(Records contained in a dataset)

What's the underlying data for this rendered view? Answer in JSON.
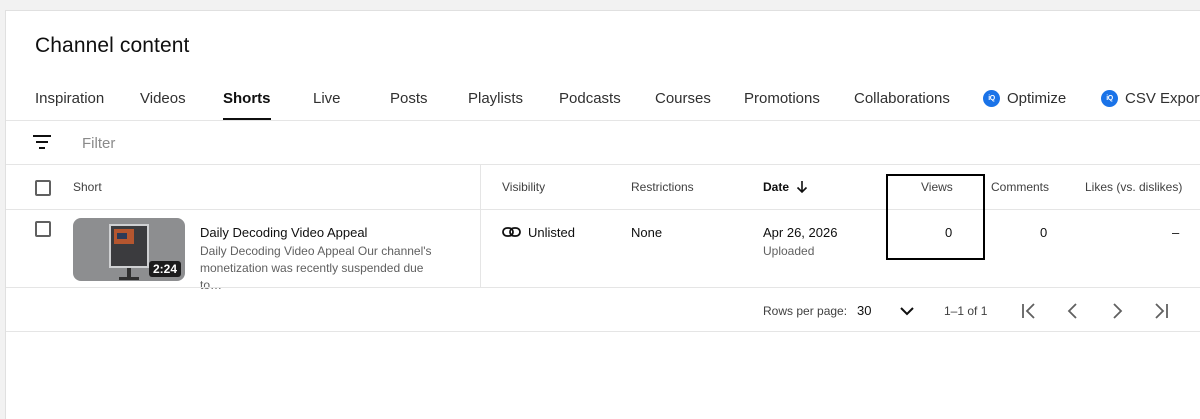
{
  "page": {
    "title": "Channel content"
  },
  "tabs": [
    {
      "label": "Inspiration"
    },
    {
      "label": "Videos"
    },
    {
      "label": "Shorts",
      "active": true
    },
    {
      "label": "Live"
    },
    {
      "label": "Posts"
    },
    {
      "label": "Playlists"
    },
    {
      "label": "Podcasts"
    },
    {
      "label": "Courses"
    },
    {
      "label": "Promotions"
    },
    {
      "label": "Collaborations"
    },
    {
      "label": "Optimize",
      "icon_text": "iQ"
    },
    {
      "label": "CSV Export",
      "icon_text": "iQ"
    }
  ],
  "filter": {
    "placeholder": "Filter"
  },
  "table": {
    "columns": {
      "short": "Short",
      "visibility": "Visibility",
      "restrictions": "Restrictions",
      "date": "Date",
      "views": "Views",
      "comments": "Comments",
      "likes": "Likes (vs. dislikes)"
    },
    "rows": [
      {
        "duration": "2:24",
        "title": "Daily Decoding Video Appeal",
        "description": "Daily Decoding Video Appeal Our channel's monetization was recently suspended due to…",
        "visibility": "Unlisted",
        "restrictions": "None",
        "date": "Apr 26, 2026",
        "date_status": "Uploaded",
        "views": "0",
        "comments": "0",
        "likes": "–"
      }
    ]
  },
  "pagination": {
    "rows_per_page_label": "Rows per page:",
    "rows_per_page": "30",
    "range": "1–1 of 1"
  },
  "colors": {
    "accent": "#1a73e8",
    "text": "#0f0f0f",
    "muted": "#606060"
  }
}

[Short problem] Check every line of the data above for the string "Decoding", and copy those that have it.

[Expected answer]
        "title": "Daily Decoding Video Appeal",
        "description": "Daily Decoding Video Appeal Our channel's monetization was recently suspended due to…",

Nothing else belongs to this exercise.